§ **Goal**
Send each entry back exactly as given, pictures excluded.

§ **Data provided**
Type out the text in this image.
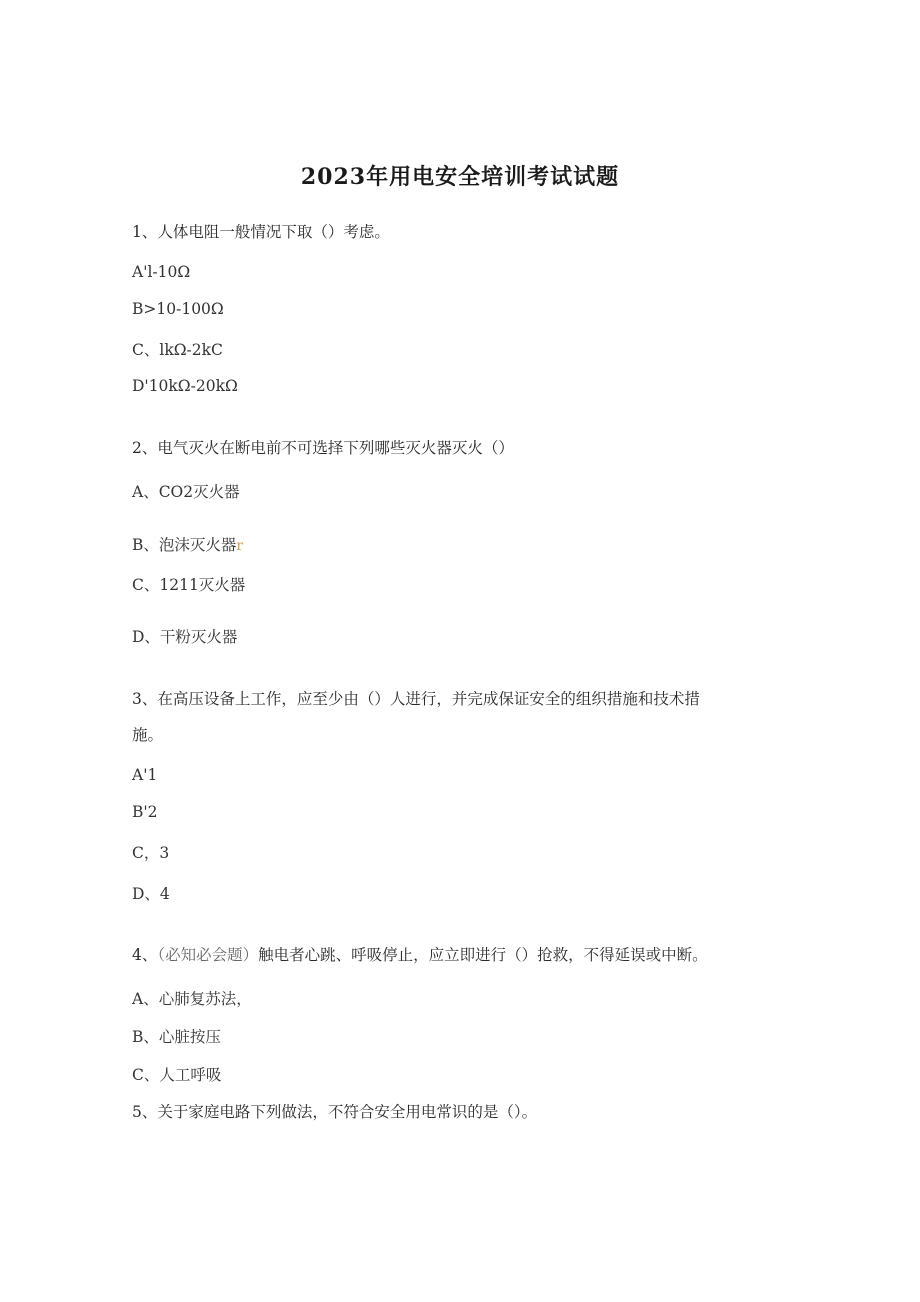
2023年用电安全培训考试试题
1、人体电阻一般情况下取（）考虑。
A'l-10Ω
B>10-100Ω
C、lkΩ-2kC
D'10kΩ-20kΩ
2、电气灭火在断电前不可选择下列哪些灭火器灭火（）
A、CO2灭火器
B、泡沫灭火器r
C、1211灭火器
D、干粉灭火器
3、在高压设备上工作，应至少由（）人进行，并完成保证安全的组织措施和技术措
施。
A'1
B'2
C，3
D、4
4、（必知必会题）触电者心跳、呼吸停止，应立即进行（）抢救，不得延误或中断。
A、心肺复苏法，
B、心脏按压
C、人工呼吸
5、关于家庭电路下列做法，不符合安全用电常识的是（）。
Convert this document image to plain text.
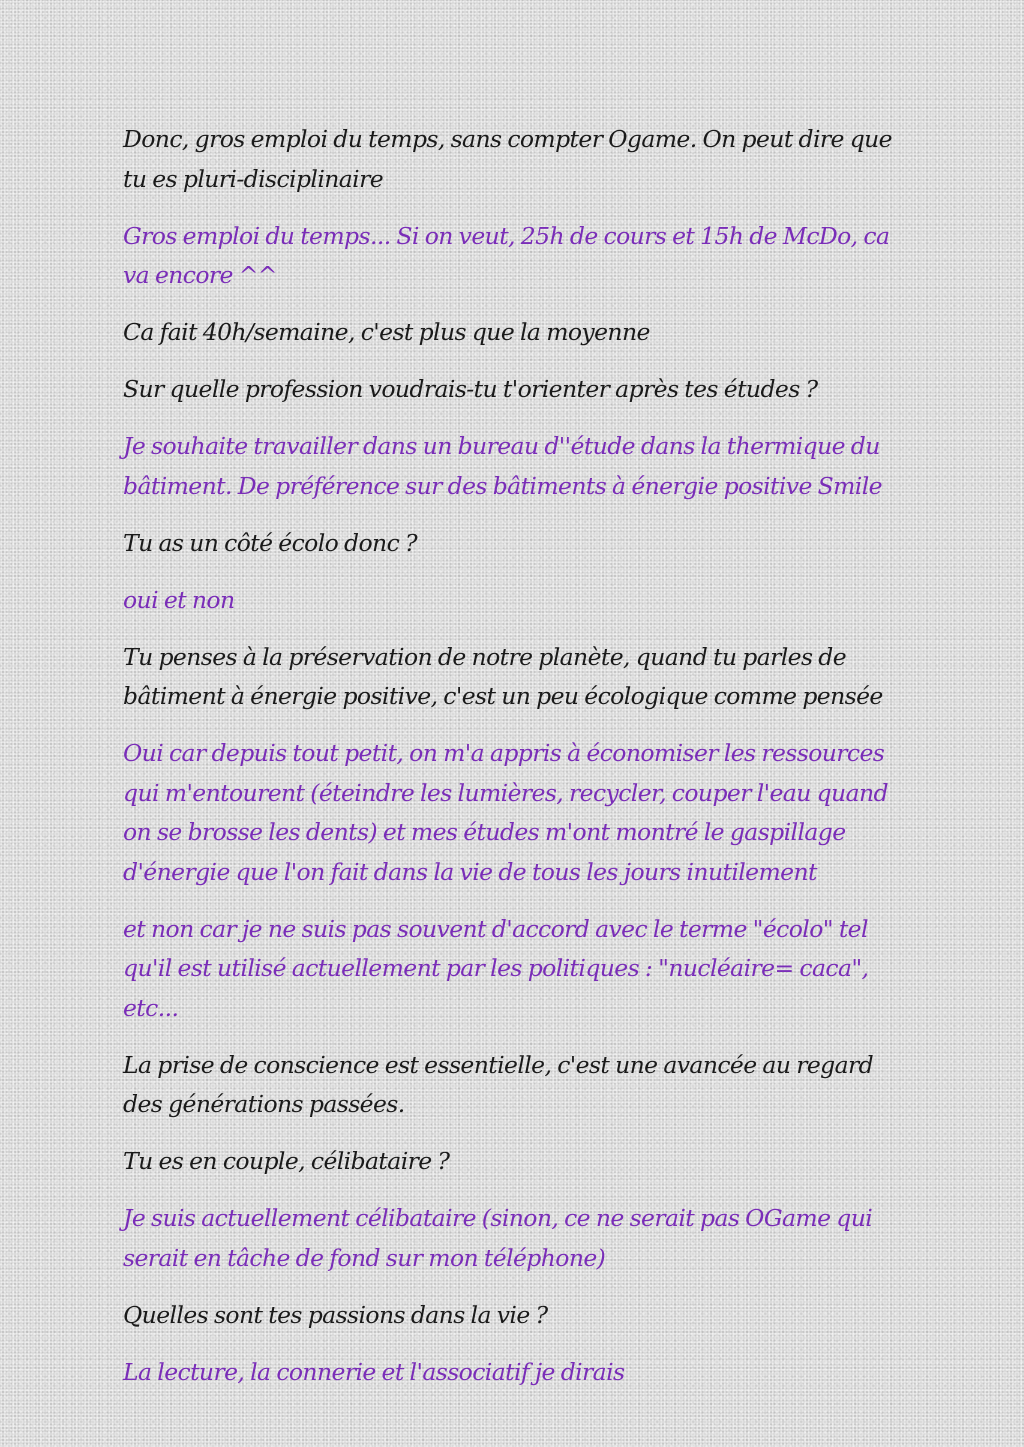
Donc, gros emploi du temps, sans compter Ogame. On peut dire que tu es pluri-disciplinaire

Gros emploi du temps... Si on veut, 25h de cours et 15h de McDo, ca va encore ^^

Ca fait 40h/semaine, c'est plus que la moyenne

Sur quelle profession voudrais-tu t'orienter après tes études ?

Je souhaite travailler dans un bureau d''étude dans la thermique du bâtiment. De préférence sur des bâtiments à énergie positive Smile

Tu as un côté écolo donc ?

oui et non

Tu penses à la préservation de notre planète, quand tu parles de bâtiment à énergie positive, c'est un peu écologique comme pensée

Oui car depuis tout petit, on m'a appris à économiser les ressources qui m'entourent (éteindre les lumières, recycler, couper l'eau quand on se brosse les dents) et mes études m'ont montré le gaspillage d'énergie que l'on fait dans la vie de tous les jours inutilement

et non car je ne suis pas souvent d'accord avec le terme "écolo" tel qu'il est utilisé actuellement par les politiques : "nucléaire= caca", etc...

La prise de conscience est essentielle, c'est une avancée au regard des générations passées.

Tu es en couple, célibataire ?

Je suis actuellement célibataire (sinon, ce ne serait pas OGame qui serait en tâche de fond sur mon téléphone)

Quelles sont tes passions dans la vie ?

La lecture, la connerie et l'associatif je dirais
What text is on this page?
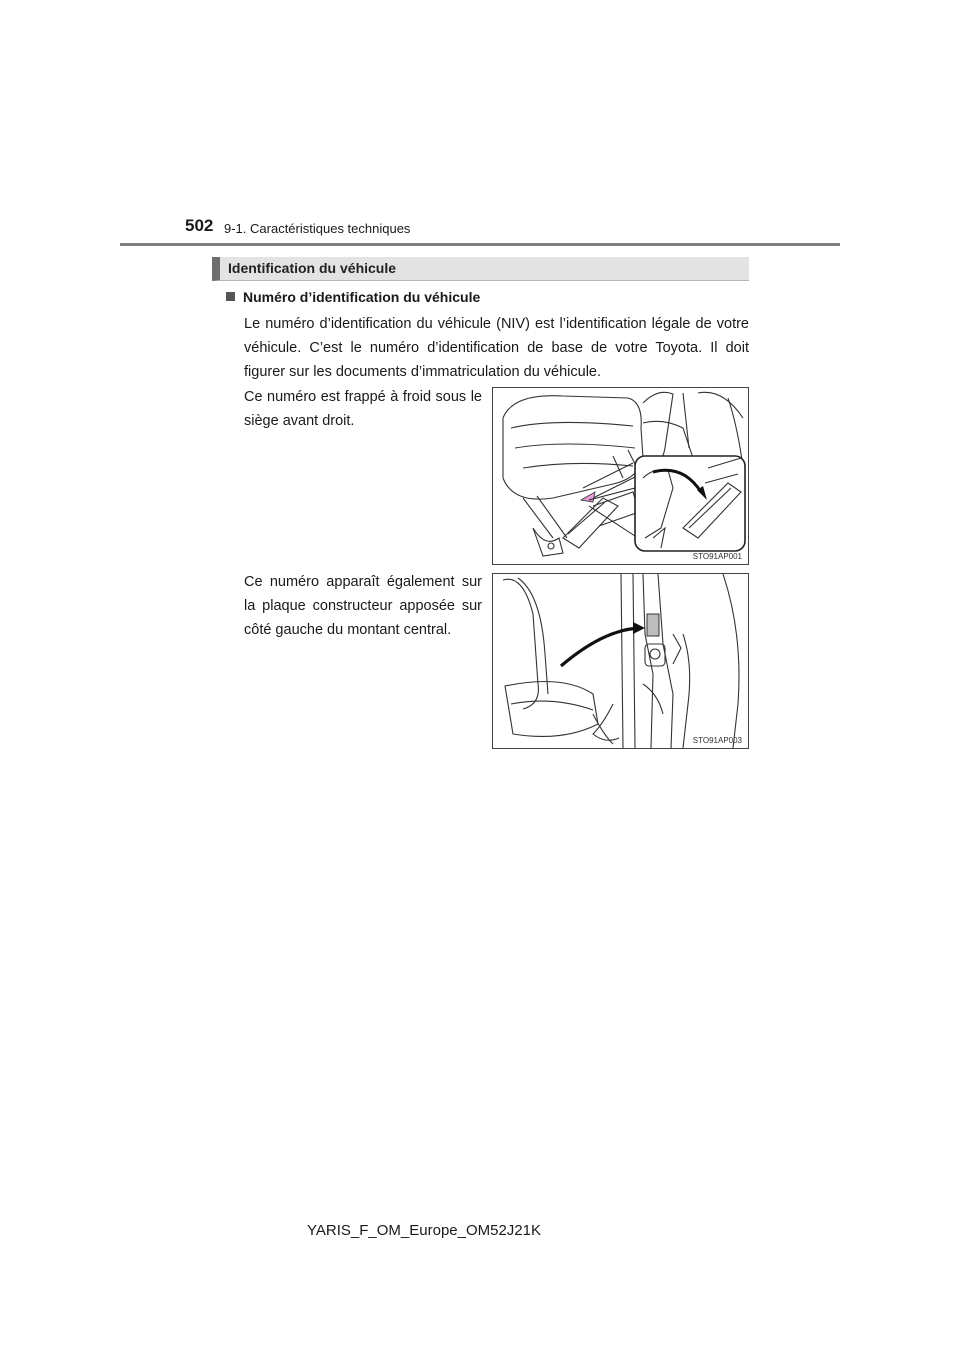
502 9-1. Caractéristiques techniques
Identification du véhicule
Numéro d’identification du véhicule
Le numéro d’identification du véhicule (NIV) est l’identification légale de votre véhicule. C’est le numéro d’identification de base de votre Toyota. Il doit figurer sur les documents d’immatriculation du véhicule.
Ce numéro est frappé à froid sous le siège avant droit.
STO91AP001
Ce numéro apparaît également sur la plaque constructeur apposée sur côté gauche du montant central.
STO91AP003
YARIS_F_OM_Europe_OM52J21K
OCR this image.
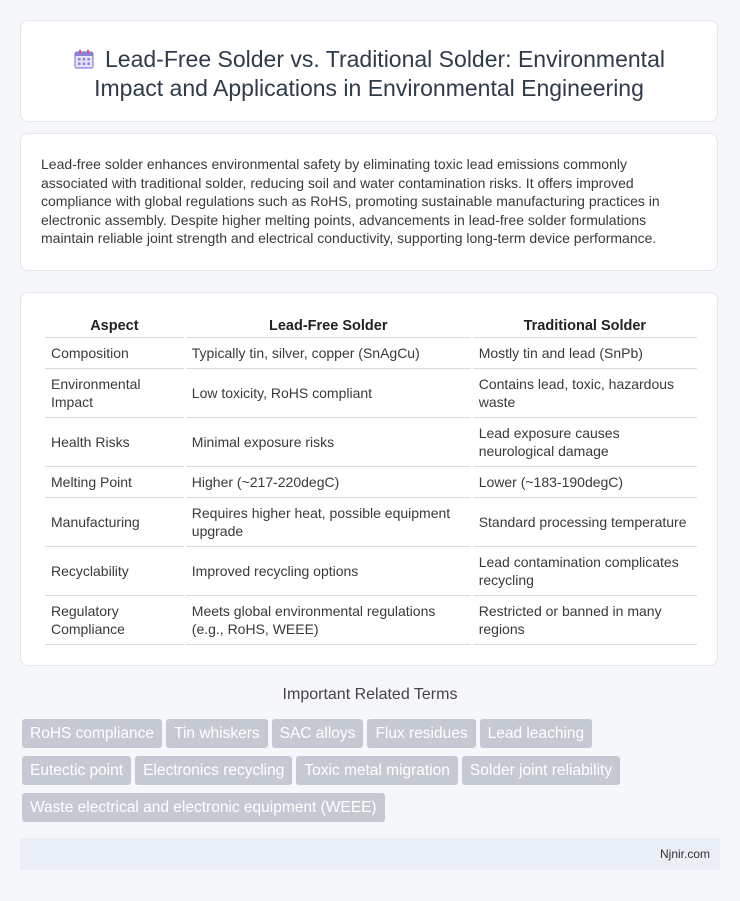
Lead-Free Solder vs. Traditional Solder: Environmental Impact and Applications in Environmental Engineering

Lead-free solder enhances environmental safety by eliminating toxic lead emissions commonly associated with traditional solder, reducing soil and water contamination risks. It offers improved compliance with global regulations such as RoHS, promoting sustainable manufacturing practices in electronic assembly. Despite higher melting points, advancements in lead-free solder formulations maintain reliable joint strength and electrical conductivity, supporting long-term device performance.

Aspect	Lead-Free Solder	Traditional Solder
Composition	Typically tin, silver, copper (SnAgCu)	Mostly tin and lead (SnPb)
Environmental Impact	Low toxicity, RoHS compliant	Contains lead, toxic, hazardous waste
Health Risks	Minimal exposure risks	Lead exposure causes neurological damage
Melting Point	Higher (~217-220degC)	Lower (~183-190degC)
Manufacturing	Requires higher heat, possible equipment upgrade	Standard processing temperature
Recyclability	Improved recycling options	Lead contamination complicates recycling
Regulatory Compliance	Meets global environmental regulations (e.g., RoHS, WEEE)	Restricted or banned in many regions
Important Related Terms
RoHS compliance Tin whiskers SAC alloys Flux residues Lead leaching
Eutectic point Electronics recycling Toxic metal migration Solder joint reliability
Waste electrical and electronic equipment (WEEE)
Njnir.com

§ **Completed task**
Type out the text in this image.
2023年用电安全培训考试试题
1、人体电阻一般情况下取（）考虑。
A'l-10Ω
B>10-100Ω
C、lkΩ-2kC
D'10kΩ-20kΩ
2、电气灭火在断电前不可选择下列哪些灭火器灭火（）
A、CO2灭火器
B、泡沫灭火器r
C、1211灭火器
D、干粉灭火器
3、在高压设备上工作，应至少由（）人进行，并完成保证安全的组织措施和技术措
施。
A'1
B'2
C，3
D、4
4、（必知必会题）触电者心跳、呼吸停止，应立即进行（）抢救，不得延误或中断。
A、心肺复苏法，
B、心脏按压
C、人工呼吸
5、关于家庭电路下列做法，不符合安全用电常识的是（）。
Convert this document image to plain text.
Donc, gros emploi du temps, sans compter Ogame. On peut dire que tu es pluri-disciplinaire

Gros emploi du temps... Si on veut, 25h de cours et 15h de McDo, ca va encore ^^

Ca fait 40h/semaine, c'est plus que la moyenne

Sur quelle profession voudrais-tu t'orienter après tes études ?

Je souhaite travailler dans un bureau d''étude dans la thermique du bâtiment. De préférence sur des bâtiments à énergie positive Smile

Tu as un côté écolo donc ?

oui et non

Tu penses à la préservation de notre planète, quand tu parles de bâtiment à énergie positive, c'est un peu écologique comme pensée

Oui car depuis tout petit, on m'a appris à économiser les ressources qui m'entourent (éteindre les lumières, recycler, couper l'eau quand on se brosse les dents) et mes études m'ont montré le gaspillage d'énergie que l'on fait dans la vie de tous les jours inutilement

et non car je ne suis pas souvent d'accord avec le terme "écolo" tel qu'il est utilisé actuellement par les politiques : "nucléaire= caca", etc...

La prise de conscience est essentielle, c'est une avancée au regard des générations passées.

Tu es en couple, célibataire ?

Je suis actuellement célibataire (sinon, ce ne serait pas OGame qui serait en tâche de fond sur mon téléphone)

Quelles sont tes passions dans la vie ?

La lecture, la connerie et l'associatif je dirais
What text is on this page?
502 9-1. Caractéristiques techniques
Identification du véhicule
Numéro d’identification du véhicule
Le numéro d’identification du véhicule (NIV) est l’identification légale de votre véhicule. C’est le numéro d’identification de base de votre Toyota. Il doit figurer sur les documents d’immatriculation du véhicule.
Ce numéro est frappé à froid sous le siège avant droit.
STO91AP001
Ce numéro apparaît également sur la plaque constructeur apposée sur côté gauche du montant central.
STO91AP003
YARIS_F_OM_Europe_OM52J21K
OCR this image.
Lead-Free Solder vs. Traditional Solder: Environmental Impact and Applications in Environmental Engineering

Lead-free solder enhances environmental safety by eliminating toxic lead emissions commonly associated with traditional solder, reducing soil and water contamination risks. It offers improved compliance with global regulations such as RoHS, promoting sustainable manufacturing practices in electronic assembly. Despite higher melting points, advancements in lead-free solder formulations maintain reliable joint strength and electrical conductivity, supporting long-term device performance.

Aspect	Lead-Free Solder	Traditional Solder
Composition	Typically tin, silver, copper (SnAgCu)	Mostly tin and lead (SnPb)
Environmental Impact	Low toxicity, RoHS compliant	Contains lead, toxic, hazardous waste
Health Risks	Minimal exposure risks	Lead exposure causes neurological damage
Melting Point	Higher (~217-220degC)	Lower (~183-190degC)
Manufacturing	Requires higher heat, possible equipment upgrade	Standard processing temperature
Recyclability	Improved recycling options	Lead contamination complicates recycling
Regulatory Compliance	Meets global environmental regulations (e.g., RoHS, WEEE)	Restricted or banned in many regions
Important Related Terms
RoHS compliance Tin whiskers SAC alloys Flux residues Lead leaching
Eutectic point Electronics recycling Toxic metal migration Solder joint reliability
Waste electrical and electronic equipment (WEEE)
Njnir.com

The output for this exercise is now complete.